Exercise description
Go through the listing below and list every line with "name".

Supplied records
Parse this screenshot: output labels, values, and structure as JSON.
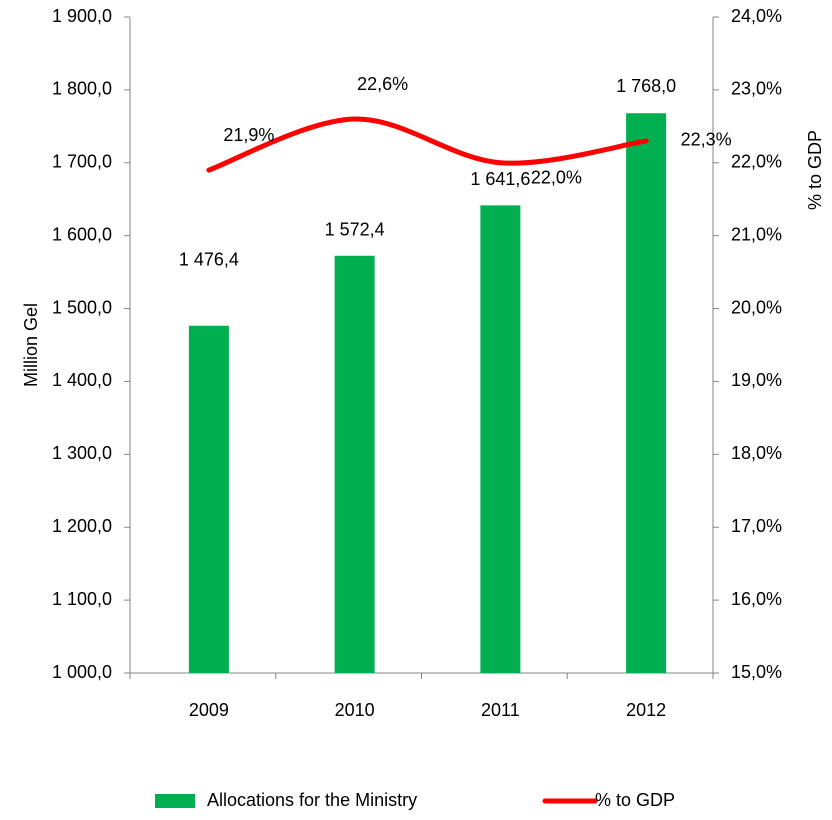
{
  "chart_data": {
    "type": "bar-line",
    "categories": [
      "2009",
      "2010",
      "2011",
      "2012"
    ],
    "y_label": "Million Gel",
    "y2_label": "% to GDP",
    "ylim": [
      1000,
      1900
    ],
    "yticks": [
      {
        "value": 1000,
        "label": "1 000,0"
      },
      {
        "value": 1100,
        "label": "1 100,0"
      },
      {
        "value": 1200,
        "label": "1 200,0"
      },
      {
        "value": 1300,
        "label": "1 300,0"
      },
      {
        "value": 1400,
        "label": "1 400,0"
      },
      {
        "value": 1500,
        "label": "1 500,0"
      },
      {
        "value": 1600,
        "label": "1 600,0"
      },
      {
        "value": 1700,
        "label": "1 700,0"
      },
      {
        "value": 1800,
        "label": "1 800,0"
      },
      {
        "value": 1900,
        "label": "1 900,0"
      }
    ],
    "y2lim": [
      15,
      24
    ],
    "y2ticks": [
      {
        "value": 15,
        "label": "15,0%"
      },
      {
        "value": 16,
        "label": "16,0%"
      },
      {
        "value": 17,
        "label": "17,0%"
      },
      {
        "value": 18,
        "label": "18,0%"
      },
      {
        "value": 19,
        "label": "19,0%"
      },
      {
        "value": 20,
        "label": "20,0%"
      },
      {
        "value": 21,
        "label": "21,0%"
      },
      {
        "value": 22,
        "label": "22,0%"
      },
      {
        "value": 23,
        "label": "23,0%"
      },
      {
        "value": 24,
        "label": "24,0%"
      }
    ],
    "legend": "bottom",
    "series": [
      {
        "name": "Allocations for the Ministry",
        "type": "bar",
        "color": "#00b050",
        "values": [
          1476.4,
          1572.4,
          1641.6,
          1768.0
        ],
        "value_labels": [
          "1 476,4",
          "1 572,4",
          "1 641,6",
          "1 768,0"
        ]
      },
      {
        "name": "% to GDP",
        "type": "line",
        "axis": "y2",
        "color": "#ff0000",
        "smooth": true,
        "values": [
          21.9,
          22.6,
          22.0,
          22.3
        ],
        "value_labels": [
          "21,9%",
          "22,6%",
          "22,0%",
          "22,3%"
        ]
      }
    ]
  }
}
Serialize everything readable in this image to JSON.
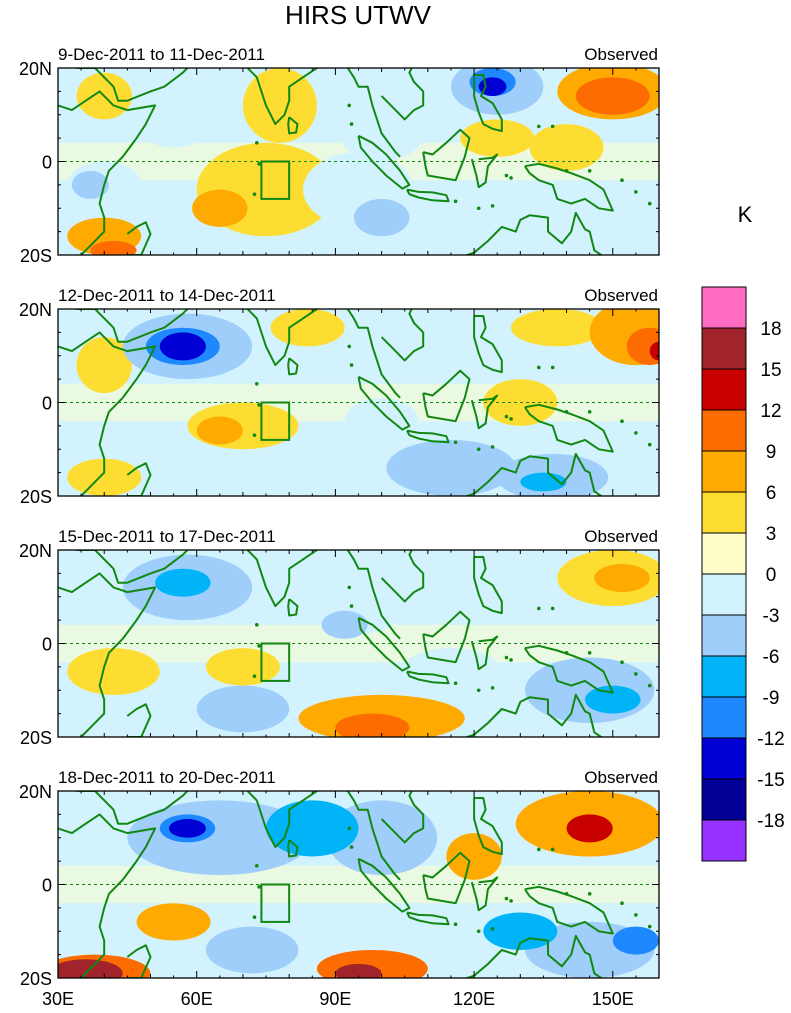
{
  "chart_data": {
    "type": "heatmap",
    "title": "HIRS UTWV",
    "units_label": "K",
    "x_axis": {
      "range": [
        30,
        160
      ],
      "ticks": [
        30,
        60,
        90,
        120,
        150
      ],
      "tick_labels": [
        "30E",
        "60E",
        "90E",
        "120E",
        "150E"
      ]
    },
    "y_axis": {
      "range": [
        -20,
        20
      ],
      "ticks": [
        20,
        0,
        -20
      ],
      "tick_labels": [
        "20N",
        "0",
        "20S"
      ]
    },
    "colorbar": {
      "levels": [
        18,
        15,
        12,
        9,
        6,
        3,
        0,
        -3,
        -6,
        -9,
        -12,
        -15,
        -18
      ],
      "level_labels": [
        "18",
        "15",
        "12",
        "9",
        "6",
        "3",
        "0",
        "-3",
        "-6",
        "-9",
        "-12",
        "-15",
        "-18"
      ],
      "colors": [
        "#ff6bc0",
        "#a1232b",
        "#c80000",
        "#fd6c00",
        "#ffaa00",
        "#fedd32",
        "#fefdca",
        "#d2f3fd",
        "#a0cefb",
        "#00b4f7",
        "#1e89ff",
        "#0000d4",
        "#000096",
        "#9632ff"
      ]
    },
    "box_region": {
      "lon": [
        74,
        80
      ],
      "lat": [
        -8,
        0
      ]
    },
    "panels": [
      {
        "left_title": "9-Dec-2011 to 11-Dec-2011",
        "right_title": "Observed",
        "blobs": [
          {
            "lon": 40,
            "lat": 14,
            "rx": 6,
            "ry": 5,
            "v": 3
          },
          {
            "lon": 55,
            "lat": 8,
            "rx": 8,
            "ry": 5,
            "v": -3
          },
          {
            "lon": 40,
            "lat": -5,
            "rx": 8,
            "ry": 5,
            "v": -3
          },
          {
            "lon": 37,
            "lat": -5,
            "rx": 4,
            "ry": 3,
            "v": -6
          },
          {
            "lon": 40,
            "lat": -16,
            "rx": 8,
            "ry": 4,
            "v": 6
          },
          {
            "lon": 42,
            "lat": -19,
            "rx": 5,
            "ry": 2,
            "v": 9
          },
          {
            "lon": 75,
            "lat": -6,
            "rx": 15,
            "ry": 10,
            "v": 3
          },
          {
            "lon": 65,
            "lat": -10,
            "rx": 6,
            "ry": 4,
            "v": 6
          },
          {
            "lon": 78,
            "lat": 12,
            "rx": 8,
            "ry": 8,
            "v": 3
          },
          {
            "lon": 100,
            "lat": 8,
            "rx": 10,
            "ry": 8,
            "v": -3
          },
          {
            "lon": 95,
            "lat": -6,
            "rx": 12,
            "ry": 8,
            "v": -3
          },
          {
            "lon": 100,
            "lat": -12,
            "rx": 6,
            "ry": 4,
            "v": -6
          },
          {
            "lon": 125,
            "lat": 16,
            "rx": 10,
            "ry": 6,
            "v": -6
          },
          {
            "lon": 124,
            "lat": 17,
            "rx": 5,
            "ry": 3,
            "v": -12
          },
          {
            "lon": 124,
            "lat": 16,
            "rx": 3,
            "ry": 2,
            "v": -15
          },
          {
            "lon": 125,
            "lat": 5,
            "rx": 8,
            "ry": 4,
            "v": 3
          },
          {
            "lon": 150,
            "lat": 15,
            "rx": 12,
            "ry": 6,
            "v": 6
          },
          {
            "lon": 150,
            "lat": 14,
            "rx": 8,
            "ry": 4,
            "v": 9
          },
          {
            "lon": 135,
            "lat": -12,
            "rx": 12,
            "ry": 6,
            "v": -3
          },
          {
            "lon": 140,
            "lat": 3,
            "rx": 8,
            "ry": 5,
            "v": 3
          }
        ]
      },
      {
        "left_title": "12-Dec-2011 to 14-Dec-2011",
        "right_title": "Observed",
        "blobs": [
          {
            "lon": 58,
            "lat": 12,
            "rx": 14,
            "ry": 7,
            "v": -6
          },
          {
            "lon": 57,
            "lat": 12,
            "rx": 8,
            "ry": 4,
            "v": -12
          },
          {
            "lon": 57,
            "lat": 12,
            "rx": 5,
            "ry": 3,
            "v": -15
          },
          {
            "lon": 40,
            "lat": 8,
            "rx": 6,
            "ry": 6,
            "v": 3
          },
          {
            "lon": 40,
            "lat": -16,
            "rx": 8,
            "ry": 4,
            "v": 3
          },
          {
            "lon": 70,
            "lat": -5,
            "rx": 12,
            "ry": 5,
            "v": 3
          },
          {
            "lon": 65,
            "lat": -6,
            "rx": 5,
            "ry": 3,
            "v": 6
          },
          {
            "lon": 84,
            "lat": 16,
            "rx": 8,
            "ry": 4,
            "v": 3
          },
          {
            "lon": 100,
            "lat": 12,
            "rx": 8,
            "ry": 5,
            "v": -3
          },
          {
            "lon": 115,
            "lat": -14,
            "rx": 14,
            "ry": 6,
            "v": -6
          },
          {
            "lon": 137,
            "lat": -16,
            "rx": 12,
            "ry": 5,
            "v": -6
          },
          {
            "lon": 135,
            "lat": -17,
            "rx": 5,
            "ry": 2,
            "v": -9
          },
          {
            "lon": 155,
            "lat": 15,
            "rx": 10,
            "ry": 7,
            "v": 6
          },
          {
            "lon": 158,
            "lat": 12,
            "rx": 5,
            "ry": 4,
            "v": 9
          },
          {
            "lon": 160,
            "lat": 11,
            "rx": 2,
            "ry": 2,
            "v": 12
          },
          {
            "lon": 138,
            "lat": 16,
            "rx": 10,
            "ry": 4,
            "v": 3
          },
          {
            "lon": 130,
            "lat": 0,
            "rx": 8,
            "ry": 5,
            "v": 3
          },
          {
            "lon": 100,
            "lat": -4,
            "rx": 8,
            "ry": 5,
            "v": -3
          }
        ]
      },
      {
        "left_title": "15-Dec-2011 to 17-Dec-2011",
        "right_title": "Observed",
        "blobs": [
          {
            "lon": 58,
            "lat": 12,
            "rx": 14,
            "ry": 7,
            "v": -6
          },
          {
            "lon": 57,
            "lat": 13,
            "rx": 6,
            "ry": 3,
            "v": -9
          },
          {
            "lon": 42,
            "lat": -6,
            "rx": 10,
            "ry": 5,
            "v": 3
          },
          {
            "lon": 70,
            "lat": -5,
            "rx": 8,
            "ry": 4,
            "v": 3
          },
          {
            "lon": 70,
            "lat": -14,
            "rx": 10,
            "ry": 5,
            "v": -6
          },
          {
            "lon": 100,
            "lat": -16,
            "rx": 18,
            "ry": 5,
            "v": 6
          },
          {
            "lon": 98,
            "lat": -18,
            "rx": 8,
            "ry": 3,
            "v": 9
          },
          {
            "lon": 95,
            "lat": 8,
            "rx": 10,
            "ry": 6,
            "v": -3
          },
          {
            "lon": 92,
            "lat": 4,
            "rx": 5,
            "ry": 3,
            "v": -6
          },
          {
            "lon": 120,
            "lat": 10,
            "rx": 8,
            "ry": 5,
            "v": -3
          },
          {
            "lon": 150,
            "lat": 14,
            "rx": 12,
            "ry": 6,
            "v": 3
          },
          {
            "lon": 152,
            "lat": 14,
            "rx": 6,
            "ry": 3,
            "v": 6
          },
          {
            "lon": 145,
            "lat": -10,
            "rx": 14,
            "ry": 7,
            "v": -6
          },
          {
            "lon": 150,
            "lat": -12,
            "rx": 6,
            "ry": 3,
            "v": -9
          },
          {
            "lon": 115,
            "lat": -5,
            "rx": 10,
            "ry": 4,
            "v": -3
          }
        ]
      },
      {
        "left_title": "18-Dec-2011 to 20-Dec-2011",
        "right_title": "Observed",
        "blobs": [
          {
            "lon": 65,
            "lat": 10,
            "rx": 20,
            "ry": 8,
            "v": -6
          },
          {
            "lon": 58,
            "lat": 12,
            "rx": 6,
            "ry": 3,
            "v": -12
          },
          {
            "lon": 58,
            "lat": 12,
            "rx": 4,
            "ry": 2,
            "v": -15
          },
          {
            "lon": 85,
            "lat": 12,
            "rx": 10,
            "ry": 6,
            "v": -9
          },
          {
            "lon": 100,
            "lat": 10,
            "rx": 12,
            "ry": 8,
            "v": -6
          },
          {
            "lon": 38,
            "lat": -19,
            "rx": 12,
            "ry": 4,
            "v": 9
          },
          {
            "lon": 36,
            "lat": -19,
            "rx": 8,
            "ry": 3,
            "v": 15
          },
          {
            "lon": 55,
            "lat": -8,
            "rx": 8,
            "ry": 4,
            "v": 6
          },
          {
            "lon": 72,
            "lat": -14,
            "rx": 10,
            "ry": 5,
            "v": -6
          },
          {
            "lon": 98,
            "lat": -18,
            "rx": 12,
            "ry": 4,
            "v": 9
          },
          {
            "lon": 95,
            "lat": -19,
            "rx": 5,
            "ry": 2,
            "v": 15
          },
          {
            "lon": 145,
            "lat": 13,
            "rx": 16,
            "ry": 7,
            "v": 6
          },
          {
            "lon": 145,
            "lat": 12,
            "rx": 5,
            "ry": 3,
            "v": 12
          },
          {
            "lon": 120,
            "lat": 6,
            "rx": 6,
            "ry": 5,
            "v": 6
          },
          {
            "lon": 145,
            "lat": -14,
            "rx": 14,
            "ry": 6,
            "v": -6
          },
          {
            "lon": 155,
            "lat": -12,
            "rx": 5,
            "ry": 3,
            "v": -12
          },
          {
            "lon": 130,
            "lat": -10,
            "rx": 8,
            "ry": 4,
            "v": -9
          }
        ]
      }
    ]
  }
}
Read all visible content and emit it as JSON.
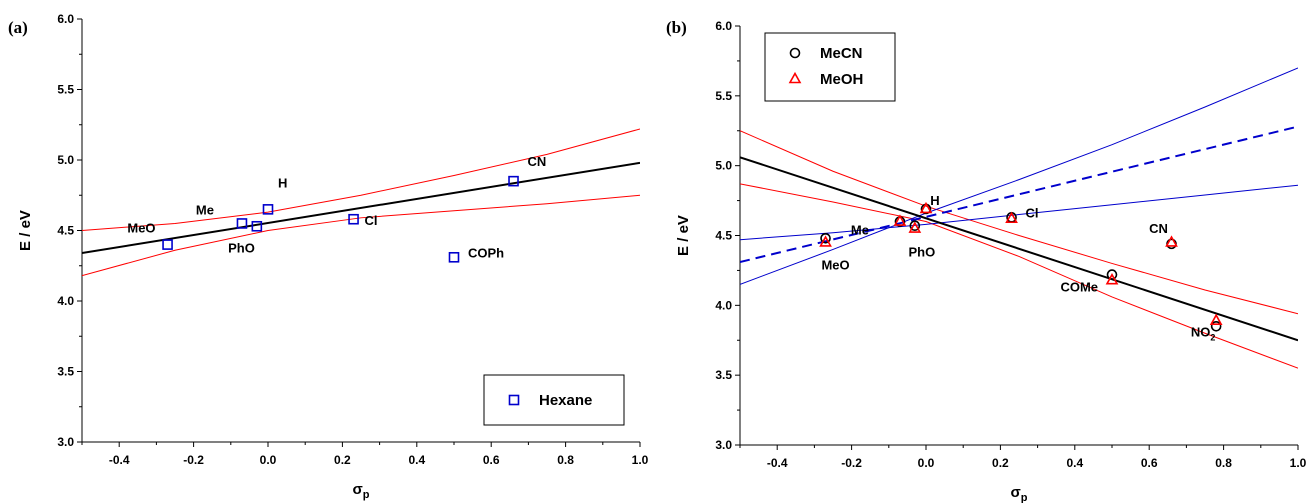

Solution
        "name": "Allocations for the Ministry",
        "name": "% to GDP",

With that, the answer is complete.